[begin Records supplied]
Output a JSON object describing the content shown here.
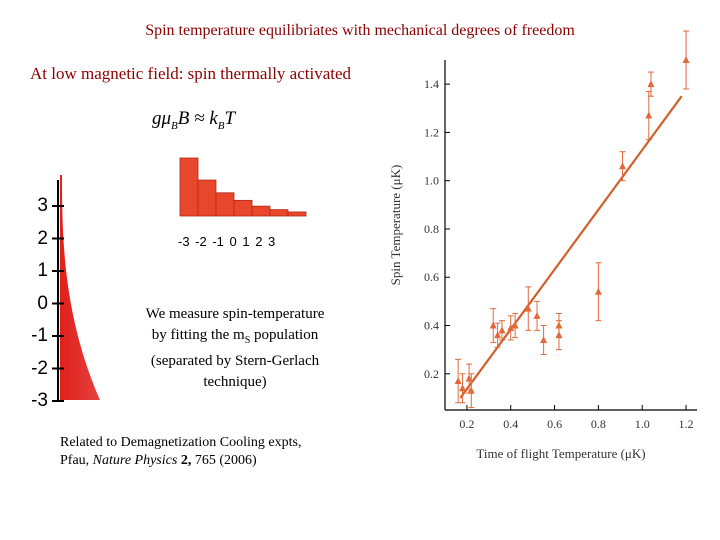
{
  "slide": {
    "title": "Spin temperature equilibriates with mechanical degrees of freedom",
    "subtitle": "At low magnetic field: spin thermally activated",
    "formula": {
      "g": "g",
      "mu": "μ",
      "sub": "B",
      "rest": "B ≈ k",
      "sub2": "B",
      "t": "T"
    },
    "bar_tick_labels": "-3 -2 -1 0 1 2 3",
    "ms_axis_labels": [
      "3",
      "2",
      "1",
      "0",
      "-1",
      "-2",
      "-3"
    ],
    "measure_text": {
      "line1": "We measure spin-temperature",
      "line2a": "by fitting the m",
      "line2sub": "S",
      "line2b": " population",
      "line3": "(separated by Stern-Gerlach",
      "line4": "technique)"
    },
    "reference": {
      "line1": "Related to Demagnetization Cooling expts,",
      "author": "Pfau, ",
      "journal": "Nature Physics",
      "volume": " 2,",
      "pages": " 765 (2006)"
    },
    "colors": {
      "title": "#8b0000",
      "bars": "#e8472b",
      "scatter": "#e06a3c",
      "fit": "#d0602c",
      "gradient": "#e0201c"
    }
  },
  "chart_data": [
    {
      "type": "bar",
      "categories": [
        "-3",
        "-2",
        "-1",
        "0",
        "1",
        "2",
        "3"
      ],
      "values": [
        1.0,
        0.62,
        0.4,
        0.27,
        0.17,
        0.11,
        0.07
      ],
      "ylim": [
        0,
        1
      ]
    },
    {
      "type": "scatter",
      "xlabel": "Time of flight Temperature (μK)",
      "ylabel": "Spin Temperature (μK)",
      "xlim": [
        0.1,
        1.25
      ],
      "ylim": [
        0.05,
        1.5
      ],
      "x_ticks": [
        "0.2",
        "0.4",
        "0.6",
        "0.8",
        "1.0",
        "1.2"
      ],
      "y_ticks": [
        "0.2",
        "0.4",
        "0.6",
        "0.8",
        "1.0",
        "1.2",
        "1.4"
      ],
      "points": [
        {
          "x": 0.16,
          "y": 0.17,
          "err": 0.09
        },
        {
          "x": 0.18,
          "y": 0.14,
          "err": 0.06
        },
        {
          "x": 0.21,
          "y": 0.18,
          "err": 0.06
        },
        {
          "x": 0.22,
          "y": 0.13,
          "err": 0.07
        },
        {
          "x": 0.32,
          "y": 0.4,
          "err": 0.07
        },
        {
          "x": 0.34,
          "y": 0.36,
          "err": 0.05
        },
        {
          "x": 0.36,
          "y": 0.38,
          "err": 0.04
        },
        {
          "x": 0.4,
          "y": 0.39,
          "err": 0.05
        },
        {
          "x": 0.42,
          "y": 0.4,
          "err": 0.05
        },
        {
          "x": 0.48,
          "y": 0.47,
          "err": 0.09
        },
        {
          "x": 0.52,
          "y": 0.44,
          "err": 0.06
        },
        {
          "x": 0.55,
          "y": 0.34,
          "err": 0.06
        },
        {
          "x": 0.62,
          "y": 0.4,
          "err": 0.05
        },
        {
          "x": 0.62,
          "y": 0.36,
          "err": 0.06
        },
        {
          "x": 0.8,
          "y": 0.54,
          "err": 0.12
        },
        {
          "x": 0.91,
          "y": 1.06,
          "err": 0.06
        },
        {
          "x": 1.03,
          "y": 1.27,
          "err": 0.1
        },
        {
          "x": 1.04,
          "y": 1.4,
          "err": 0.05
        },
        {
          "x": 1.2,
          "y": 1.5,
          "err": 0.12
        }
      ],
      "fit_line": {
        "x": [
          0.17,
          1.18
        ],
        "y": [
          0.1,
          1.35
        ]
      }
    }
  ]
}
[end Records supplied]
Stated exercise: Repeat the records above exactly, omitting every picture.

Completed task:
Output a JSON object describing the content shown here.
{
  "slide": {
    "title": "Spin temperature equilibriates with mechanical degrees of freedom",
    "subtitle": "At low magnetic field: spin thermally activated",
    "formula": {
      "g": "g",
      "mu": "μ",
      "sub": "B",
      "rest": "B ≈ k",
      "sub2": "B",
      "t": "T"
    },
    "bar_tick_labels": "-3 -2 -1 0 1 2 3",
    "ms_axis_labels": [
      "3",
      "2",
      "1",
      "0",
      "-1",
      "-2",
      "-3"
    ],
    "measure_text": {
      "line1": "We measure spin-temperature",
      "line2a": "by fitting the m",
      "line2sub": "S",
      "line2b": " population",
      "line3": "(separated by Stern-Gerlach",
      "line4": "technique)"
    },
    "reference": {
      "line1": "Related to Demagnetization Cooling expts,",
      "author": "Pfau, ",
      "journal": "Nature Physics",
      "volume": " 2,",
      "pages": " 765 (2006)"
    },
    "colors": {
      "title": "#8b0000",
      "bars": "#e8472b",
      "scatter": "#e06a3c",
      "fit": "#d0602c",
      "gradient": "#e0201c"
    }
  },
  "chart_data": [
    {
      "type": "bar",
      "categories": [
        "-3",
        "-2",
        "-1",
        "0",
        "1",
        "2",
        "3"
      ],
      "values": [
        1.0,
        0.62,
        0.4,
        0.27,
        0.17,
        0.11,
        0.07
      ],
      "ylim": [
        0,
        1
      ]
    },
    {
      "type": "scatter",
      "xlabel": "Time of flight Temperature (μK)",
      "ylabel": "Spin Temperature (μK)",
      "xlim": [
        0.1,
        1.25
      ],
      "ylim": [
        0.05,
        1.5
      ],
      "x_ticks": [
        "0.2",
        "0.4",
        "0.6",
        "0.8",
        "1.0",
        "1.2"
      ],
      "y_ticks": [
        "0.2",
        "0.4",
        "0.6",
        "0.8",
        "1.0",
        "1.2",
        "1.4"
      ],
      "points": [
        {
          "x": 0.16,
          "y": 0.17,
          "err": 0.09
        },
        {
          "x": 0.18,
          "y": 0.14,
          "err": 0.06
        },
        {
          "x": 0.21,
          "y": 0.18,
          "err": 0.06
        },
        {
          "x": 0.22,
          "y": 0.13,
          "err": 0.07
        },
        {
          "x": 0.32,
          "y": 0.4,
          "err": 0.07
        },
        {
          "x": 0.34,
          "y": 0.36,
          "err": 0.05
        },
        {
          "x": 0.36,
          "y": 0.38,
          "err": 0.04
        },
        {
          "x": 0.4,
          "y": 0.39,
          "err": 0.05
        },
        {
          "x": 0.42,
          "y": 0.4,
          "err": 0.05
        },
        {
          "x": 0.48,
          "y": 0.47,
          "err": 0.09
        },
        {
          "x": 0.52,
          "y": 0.44,
          "err": 0.06
        },
        {
          "x": 0.55,
          "y": 0.34,
          "err": 0.06
        },
        {
          "x": 0.62,
          "y": 0.4,
          "err": 0.05
        },
        {
          "x": 0.62,
          "y": 0.36,
          "err": 0.06
        },
        {
          "x": 0.8,
          "y": 0.54,
          "err": 0.12
        },
        {
          "x": 0.91,
          "y": 1.06,
          "err": 0.06
        },
        {
          "x": 1.03,
          "y": 1.27,
          "err": 0.1
        },
        {
          "x": 1.04,
          "y": 1.4,
          "err": 0.05
        },
        {
          "x": 1.2,
          "y": 1.5,
          "err": 0.12
        }
      ],
      "fit_line": {
        "x": [
          0.17,
          1.18
        ],
        "y": [
          0.1,
          1.35
        ]
      }
    }
  ]
}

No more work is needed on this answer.